▸ **Problem to solve**: From the listing below, pull out all lines with "parfois" in them.

** start Data lines **

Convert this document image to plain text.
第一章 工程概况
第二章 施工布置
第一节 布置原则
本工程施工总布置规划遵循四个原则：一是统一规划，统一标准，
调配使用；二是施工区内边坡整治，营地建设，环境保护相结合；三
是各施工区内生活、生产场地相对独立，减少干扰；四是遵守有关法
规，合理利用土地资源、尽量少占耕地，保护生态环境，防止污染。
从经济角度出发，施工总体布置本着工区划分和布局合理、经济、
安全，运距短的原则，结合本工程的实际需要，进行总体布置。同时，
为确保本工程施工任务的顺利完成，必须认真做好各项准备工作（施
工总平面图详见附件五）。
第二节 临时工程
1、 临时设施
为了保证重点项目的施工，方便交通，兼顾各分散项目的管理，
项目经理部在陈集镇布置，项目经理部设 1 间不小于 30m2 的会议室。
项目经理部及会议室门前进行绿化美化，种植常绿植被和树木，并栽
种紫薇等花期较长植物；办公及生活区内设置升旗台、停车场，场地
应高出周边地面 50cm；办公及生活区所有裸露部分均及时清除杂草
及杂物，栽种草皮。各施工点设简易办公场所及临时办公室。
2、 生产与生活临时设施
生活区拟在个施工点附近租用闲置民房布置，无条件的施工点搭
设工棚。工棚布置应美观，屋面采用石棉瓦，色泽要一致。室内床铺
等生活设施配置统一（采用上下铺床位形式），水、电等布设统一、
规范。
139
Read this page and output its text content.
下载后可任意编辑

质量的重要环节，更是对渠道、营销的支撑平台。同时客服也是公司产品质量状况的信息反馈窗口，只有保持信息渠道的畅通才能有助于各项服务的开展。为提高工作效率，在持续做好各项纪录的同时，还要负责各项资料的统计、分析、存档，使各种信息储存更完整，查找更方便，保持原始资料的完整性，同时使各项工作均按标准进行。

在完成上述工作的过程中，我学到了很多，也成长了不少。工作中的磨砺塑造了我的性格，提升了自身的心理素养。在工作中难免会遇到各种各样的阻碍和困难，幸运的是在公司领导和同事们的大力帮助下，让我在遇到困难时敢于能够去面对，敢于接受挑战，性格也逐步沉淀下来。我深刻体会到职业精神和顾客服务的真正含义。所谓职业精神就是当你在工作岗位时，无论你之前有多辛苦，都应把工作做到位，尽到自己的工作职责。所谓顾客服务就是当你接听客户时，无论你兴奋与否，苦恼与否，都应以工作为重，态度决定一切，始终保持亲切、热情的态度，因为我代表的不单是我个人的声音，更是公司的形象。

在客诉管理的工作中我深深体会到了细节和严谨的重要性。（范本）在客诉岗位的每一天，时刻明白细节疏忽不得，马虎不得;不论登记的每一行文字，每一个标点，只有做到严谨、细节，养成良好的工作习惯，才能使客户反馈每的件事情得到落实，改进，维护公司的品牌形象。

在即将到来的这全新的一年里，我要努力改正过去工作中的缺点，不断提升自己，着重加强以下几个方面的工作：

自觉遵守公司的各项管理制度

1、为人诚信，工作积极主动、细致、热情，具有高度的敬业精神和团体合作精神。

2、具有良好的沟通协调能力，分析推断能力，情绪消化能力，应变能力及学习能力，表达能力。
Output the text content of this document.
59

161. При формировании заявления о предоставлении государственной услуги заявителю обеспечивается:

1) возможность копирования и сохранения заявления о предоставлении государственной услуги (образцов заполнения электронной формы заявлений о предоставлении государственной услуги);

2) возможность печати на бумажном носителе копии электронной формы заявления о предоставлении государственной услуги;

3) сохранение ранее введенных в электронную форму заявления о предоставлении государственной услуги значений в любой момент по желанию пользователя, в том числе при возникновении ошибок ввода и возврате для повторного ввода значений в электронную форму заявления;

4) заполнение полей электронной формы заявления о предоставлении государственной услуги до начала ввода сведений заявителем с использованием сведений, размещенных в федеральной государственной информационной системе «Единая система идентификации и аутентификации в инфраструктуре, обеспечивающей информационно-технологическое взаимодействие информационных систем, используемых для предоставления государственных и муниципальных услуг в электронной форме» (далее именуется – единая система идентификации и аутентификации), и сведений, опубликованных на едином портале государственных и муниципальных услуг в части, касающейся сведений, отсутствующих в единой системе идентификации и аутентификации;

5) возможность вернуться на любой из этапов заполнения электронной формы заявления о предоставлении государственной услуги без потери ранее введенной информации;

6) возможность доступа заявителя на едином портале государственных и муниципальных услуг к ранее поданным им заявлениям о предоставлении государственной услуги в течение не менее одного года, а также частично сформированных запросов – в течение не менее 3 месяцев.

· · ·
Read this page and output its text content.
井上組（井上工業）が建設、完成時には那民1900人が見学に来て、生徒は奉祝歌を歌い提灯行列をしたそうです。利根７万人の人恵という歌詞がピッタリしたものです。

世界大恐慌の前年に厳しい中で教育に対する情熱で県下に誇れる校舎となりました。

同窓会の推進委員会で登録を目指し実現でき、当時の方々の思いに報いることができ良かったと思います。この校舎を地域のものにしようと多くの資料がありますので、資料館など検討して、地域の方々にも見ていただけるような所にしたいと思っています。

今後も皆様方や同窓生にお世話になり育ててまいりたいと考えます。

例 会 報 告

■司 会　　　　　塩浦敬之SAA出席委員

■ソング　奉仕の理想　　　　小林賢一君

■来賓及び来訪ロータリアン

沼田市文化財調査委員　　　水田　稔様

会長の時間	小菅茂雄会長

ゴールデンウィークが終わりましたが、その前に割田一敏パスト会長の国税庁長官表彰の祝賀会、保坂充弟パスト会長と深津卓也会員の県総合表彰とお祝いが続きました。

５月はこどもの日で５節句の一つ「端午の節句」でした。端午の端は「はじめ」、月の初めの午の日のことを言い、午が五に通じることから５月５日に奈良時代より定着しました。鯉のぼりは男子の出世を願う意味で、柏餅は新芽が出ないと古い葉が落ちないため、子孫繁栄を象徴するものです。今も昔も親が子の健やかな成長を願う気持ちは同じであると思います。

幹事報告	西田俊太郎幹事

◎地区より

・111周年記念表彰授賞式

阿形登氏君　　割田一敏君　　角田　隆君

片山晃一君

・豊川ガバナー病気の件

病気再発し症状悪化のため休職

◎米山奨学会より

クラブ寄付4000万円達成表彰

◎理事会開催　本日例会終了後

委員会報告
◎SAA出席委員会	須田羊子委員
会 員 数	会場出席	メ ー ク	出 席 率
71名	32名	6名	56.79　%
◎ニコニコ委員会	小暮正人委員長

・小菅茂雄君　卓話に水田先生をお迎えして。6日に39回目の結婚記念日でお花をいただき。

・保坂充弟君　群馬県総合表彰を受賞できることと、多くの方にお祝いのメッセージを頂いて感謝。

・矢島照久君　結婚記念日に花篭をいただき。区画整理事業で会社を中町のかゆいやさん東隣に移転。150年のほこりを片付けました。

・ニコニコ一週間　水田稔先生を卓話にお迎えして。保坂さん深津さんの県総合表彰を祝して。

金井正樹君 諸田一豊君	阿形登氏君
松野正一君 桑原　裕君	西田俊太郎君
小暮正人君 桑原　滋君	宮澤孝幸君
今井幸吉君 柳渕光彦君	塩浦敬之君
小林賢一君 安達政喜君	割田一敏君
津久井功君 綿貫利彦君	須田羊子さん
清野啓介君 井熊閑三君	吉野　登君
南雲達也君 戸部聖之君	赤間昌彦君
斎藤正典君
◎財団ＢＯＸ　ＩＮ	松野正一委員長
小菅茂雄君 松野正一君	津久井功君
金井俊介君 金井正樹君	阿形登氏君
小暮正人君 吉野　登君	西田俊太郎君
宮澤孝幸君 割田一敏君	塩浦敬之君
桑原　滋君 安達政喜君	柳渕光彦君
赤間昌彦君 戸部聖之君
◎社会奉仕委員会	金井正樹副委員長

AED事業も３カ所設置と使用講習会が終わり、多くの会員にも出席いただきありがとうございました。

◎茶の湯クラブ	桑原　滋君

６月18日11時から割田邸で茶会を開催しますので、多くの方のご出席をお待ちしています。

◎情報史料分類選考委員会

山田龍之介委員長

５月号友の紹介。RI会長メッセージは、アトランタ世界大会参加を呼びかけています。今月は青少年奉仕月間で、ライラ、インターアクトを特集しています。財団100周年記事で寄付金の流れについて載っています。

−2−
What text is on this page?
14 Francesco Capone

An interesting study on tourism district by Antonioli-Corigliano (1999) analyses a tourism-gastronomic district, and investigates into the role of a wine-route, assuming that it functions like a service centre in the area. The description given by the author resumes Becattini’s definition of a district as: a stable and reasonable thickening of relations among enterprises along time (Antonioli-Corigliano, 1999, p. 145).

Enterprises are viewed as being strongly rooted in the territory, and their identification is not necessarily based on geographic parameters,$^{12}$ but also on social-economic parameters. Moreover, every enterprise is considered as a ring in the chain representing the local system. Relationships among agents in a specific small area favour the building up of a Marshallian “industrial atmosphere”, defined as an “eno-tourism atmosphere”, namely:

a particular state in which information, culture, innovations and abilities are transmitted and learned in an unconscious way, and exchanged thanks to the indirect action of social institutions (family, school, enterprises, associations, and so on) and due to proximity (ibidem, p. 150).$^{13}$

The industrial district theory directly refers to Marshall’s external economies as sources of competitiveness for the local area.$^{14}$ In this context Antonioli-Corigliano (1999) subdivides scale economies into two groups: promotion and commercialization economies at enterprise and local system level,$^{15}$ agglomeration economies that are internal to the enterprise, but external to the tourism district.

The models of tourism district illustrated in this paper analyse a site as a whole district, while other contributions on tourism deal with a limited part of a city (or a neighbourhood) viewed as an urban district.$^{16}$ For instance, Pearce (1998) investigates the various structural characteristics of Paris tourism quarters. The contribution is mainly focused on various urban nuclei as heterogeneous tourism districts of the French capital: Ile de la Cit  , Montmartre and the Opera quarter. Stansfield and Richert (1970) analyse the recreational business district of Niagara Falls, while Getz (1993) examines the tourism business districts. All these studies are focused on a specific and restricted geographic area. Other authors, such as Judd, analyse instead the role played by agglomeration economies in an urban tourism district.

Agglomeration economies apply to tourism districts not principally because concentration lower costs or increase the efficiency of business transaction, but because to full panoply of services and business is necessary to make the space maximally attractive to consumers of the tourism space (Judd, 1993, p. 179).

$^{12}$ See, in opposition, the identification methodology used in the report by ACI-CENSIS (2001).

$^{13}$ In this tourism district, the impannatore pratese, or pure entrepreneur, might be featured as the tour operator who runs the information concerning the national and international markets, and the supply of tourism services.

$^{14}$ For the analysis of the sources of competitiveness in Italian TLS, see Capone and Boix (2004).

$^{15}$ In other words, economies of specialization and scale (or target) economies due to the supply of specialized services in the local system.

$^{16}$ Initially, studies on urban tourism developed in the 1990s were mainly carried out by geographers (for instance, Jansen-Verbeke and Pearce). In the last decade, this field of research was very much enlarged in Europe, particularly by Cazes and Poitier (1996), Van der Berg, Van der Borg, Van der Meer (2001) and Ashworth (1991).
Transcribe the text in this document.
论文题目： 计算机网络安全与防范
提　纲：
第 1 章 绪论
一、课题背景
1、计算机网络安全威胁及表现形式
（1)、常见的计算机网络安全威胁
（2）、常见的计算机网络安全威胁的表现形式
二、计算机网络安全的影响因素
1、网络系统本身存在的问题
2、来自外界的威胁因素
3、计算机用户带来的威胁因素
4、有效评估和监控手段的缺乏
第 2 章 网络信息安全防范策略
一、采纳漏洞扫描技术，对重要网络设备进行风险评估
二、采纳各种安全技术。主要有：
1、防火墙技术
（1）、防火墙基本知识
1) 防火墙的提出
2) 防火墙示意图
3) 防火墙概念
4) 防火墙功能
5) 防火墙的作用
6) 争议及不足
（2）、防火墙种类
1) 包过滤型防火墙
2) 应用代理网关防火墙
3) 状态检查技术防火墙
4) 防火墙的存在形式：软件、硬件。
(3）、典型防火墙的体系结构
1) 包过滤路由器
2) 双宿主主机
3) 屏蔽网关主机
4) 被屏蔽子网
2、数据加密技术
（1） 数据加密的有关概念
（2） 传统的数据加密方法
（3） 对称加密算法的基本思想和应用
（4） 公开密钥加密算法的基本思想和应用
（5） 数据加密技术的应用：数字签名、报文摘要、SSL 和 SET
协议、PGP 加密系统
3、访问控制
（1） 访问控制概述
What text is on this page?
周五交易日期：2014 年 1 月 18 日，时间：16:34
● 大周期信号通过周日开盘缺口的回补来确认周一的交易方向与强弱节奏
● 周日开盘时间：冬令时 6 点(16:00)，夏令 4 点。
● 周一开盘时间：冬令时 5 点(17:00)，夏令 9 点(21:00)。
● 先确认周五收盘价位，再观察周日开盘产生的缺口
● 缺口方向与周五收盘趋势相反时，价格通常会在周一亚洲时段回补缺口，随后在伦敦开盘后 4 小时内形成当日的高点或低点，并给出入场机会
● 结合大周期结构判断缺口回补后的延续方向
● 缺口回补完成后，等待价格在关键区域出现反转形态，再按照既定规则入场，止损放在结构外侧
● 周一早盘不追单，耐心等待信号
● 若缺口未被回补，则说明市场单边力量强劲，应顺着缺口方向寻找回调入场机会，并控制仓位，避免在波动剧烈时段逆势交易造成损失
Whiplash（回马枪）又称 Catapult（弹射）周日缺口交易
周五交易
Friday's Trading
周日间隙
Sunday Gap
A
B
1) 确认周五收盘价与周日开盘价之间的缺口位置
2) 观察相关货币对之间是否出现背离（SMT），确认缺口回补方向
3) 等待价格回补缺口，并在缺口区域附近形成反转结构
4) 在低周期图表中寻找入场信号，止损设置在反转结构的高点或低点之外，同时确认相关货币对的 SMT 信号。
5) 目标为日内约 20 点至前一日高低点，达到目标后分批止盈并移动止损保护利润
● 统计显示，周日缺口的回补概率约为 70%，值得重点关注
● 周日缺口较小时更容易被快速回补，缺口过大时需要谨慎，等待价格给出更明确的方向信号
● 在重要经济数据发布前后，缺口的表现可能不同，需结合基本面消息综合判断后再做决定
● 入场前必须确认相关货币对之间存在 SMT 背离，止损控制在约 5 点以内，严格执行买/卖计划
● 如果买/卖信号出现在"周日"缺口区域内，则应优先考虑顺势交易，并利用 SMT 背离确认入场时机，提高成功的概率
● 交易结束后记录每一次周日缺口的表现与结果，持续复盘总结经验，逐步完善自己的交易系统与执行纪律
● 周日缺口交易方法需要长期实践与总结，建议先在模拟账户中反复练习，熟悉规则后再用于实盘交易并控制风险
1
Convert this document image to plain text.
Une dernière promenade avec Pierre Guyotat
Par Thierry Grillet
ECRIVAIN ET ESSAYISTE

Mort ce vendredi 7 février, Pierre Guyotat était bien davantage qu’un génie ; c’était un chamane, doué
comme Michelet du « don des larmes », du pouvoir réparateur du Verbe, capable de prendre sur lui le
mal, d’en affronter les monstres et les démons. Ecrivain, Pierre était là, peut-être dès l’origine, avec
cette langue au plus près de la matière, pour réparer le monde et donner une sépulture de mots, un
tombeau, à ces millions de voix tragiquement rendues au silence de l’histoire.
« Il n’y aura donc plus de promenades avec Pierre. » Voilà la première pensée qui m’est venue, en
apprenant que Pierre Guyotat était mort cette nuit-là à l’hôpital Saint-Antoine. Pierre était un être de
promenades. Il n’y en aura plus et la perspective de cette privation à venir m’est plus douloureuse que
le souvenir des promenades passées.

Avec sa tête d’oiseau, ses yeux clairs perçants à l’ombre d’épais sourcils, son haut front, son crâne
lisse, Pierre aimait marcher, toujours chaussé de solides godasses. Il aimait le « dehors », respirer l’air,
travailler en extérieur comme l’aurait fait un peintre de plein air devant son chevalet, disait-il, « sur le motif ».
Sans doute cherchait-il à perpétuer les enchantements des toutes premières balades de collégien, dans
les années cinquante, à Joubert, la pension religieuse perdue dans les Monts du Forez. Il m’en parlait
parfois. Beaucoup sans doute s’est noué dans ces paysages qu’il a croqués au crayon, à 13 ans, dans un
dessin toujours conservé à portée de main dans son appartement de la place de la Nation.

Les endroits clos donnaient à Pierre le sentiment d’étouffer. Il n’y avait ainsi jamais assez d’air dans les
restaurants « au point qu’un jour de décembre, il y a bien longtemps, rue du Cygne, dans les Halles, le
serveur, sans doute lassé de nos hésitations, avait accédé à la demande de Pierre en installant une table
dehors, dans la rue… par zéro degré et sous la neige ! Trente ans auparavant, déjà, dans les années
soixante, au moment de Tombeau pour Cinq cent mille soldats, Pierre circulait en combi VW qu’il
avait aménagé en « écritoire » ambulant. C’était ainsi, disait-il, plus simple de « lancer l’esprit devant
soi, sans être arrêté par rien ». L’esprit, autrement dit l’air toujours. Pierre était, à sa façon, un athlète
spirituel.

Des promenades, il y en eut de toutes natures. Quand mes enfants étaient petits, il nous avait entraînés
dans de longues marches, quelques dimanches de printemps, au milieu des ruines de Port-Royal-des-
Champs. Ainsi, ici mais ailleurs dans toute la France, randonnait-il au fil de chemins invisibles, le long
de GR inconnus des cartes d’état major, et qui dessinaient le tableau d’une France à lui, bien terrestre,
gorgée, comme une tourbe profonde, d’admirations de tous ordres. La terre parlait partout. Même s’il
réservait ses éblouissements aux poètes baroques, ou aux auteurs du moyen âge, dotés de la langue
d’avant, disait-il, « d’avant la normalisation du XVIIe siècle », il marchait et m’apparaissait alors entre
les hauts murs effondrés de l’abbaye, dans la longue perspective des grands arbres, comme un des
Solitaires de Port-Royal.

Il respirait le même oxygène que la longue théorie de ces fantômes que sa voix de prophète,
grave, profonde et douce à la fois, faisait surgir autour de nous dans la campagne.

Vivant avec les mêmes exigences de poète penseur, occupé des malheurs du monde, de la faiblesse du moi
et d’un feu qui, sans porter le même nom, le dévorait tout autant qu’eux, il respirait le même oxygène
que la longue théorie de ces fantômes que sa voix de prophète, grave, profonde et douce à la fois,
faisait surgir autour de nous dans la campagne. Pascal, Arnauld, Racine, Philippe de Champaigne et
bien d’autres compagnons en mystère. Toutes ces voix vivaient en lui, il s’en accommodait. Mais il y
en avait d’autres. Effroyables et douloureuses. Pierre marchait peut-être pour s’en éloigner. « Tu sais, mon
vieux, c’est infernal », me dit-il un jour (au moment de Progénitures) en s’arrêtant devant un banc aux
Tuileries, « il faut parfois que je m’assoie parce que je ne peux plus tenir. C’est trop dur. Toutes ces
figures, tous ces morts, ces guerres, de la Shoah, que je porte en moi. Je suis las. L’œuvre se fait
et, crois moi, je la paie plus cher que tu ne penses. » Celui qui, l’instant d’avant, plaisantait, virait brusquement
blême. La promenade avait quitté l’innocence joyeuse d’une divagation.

** end Data lines **

▸ **Reply**:
parfois. Beaucoup sans doute s’est noué dans ces paysages qu’il a croqués au crayon, à 13 ans, dans un
Tuileries, « il faut parfois que je m’assoie parce que je ne peux plus tenir. C’est trop dur. Toutes ces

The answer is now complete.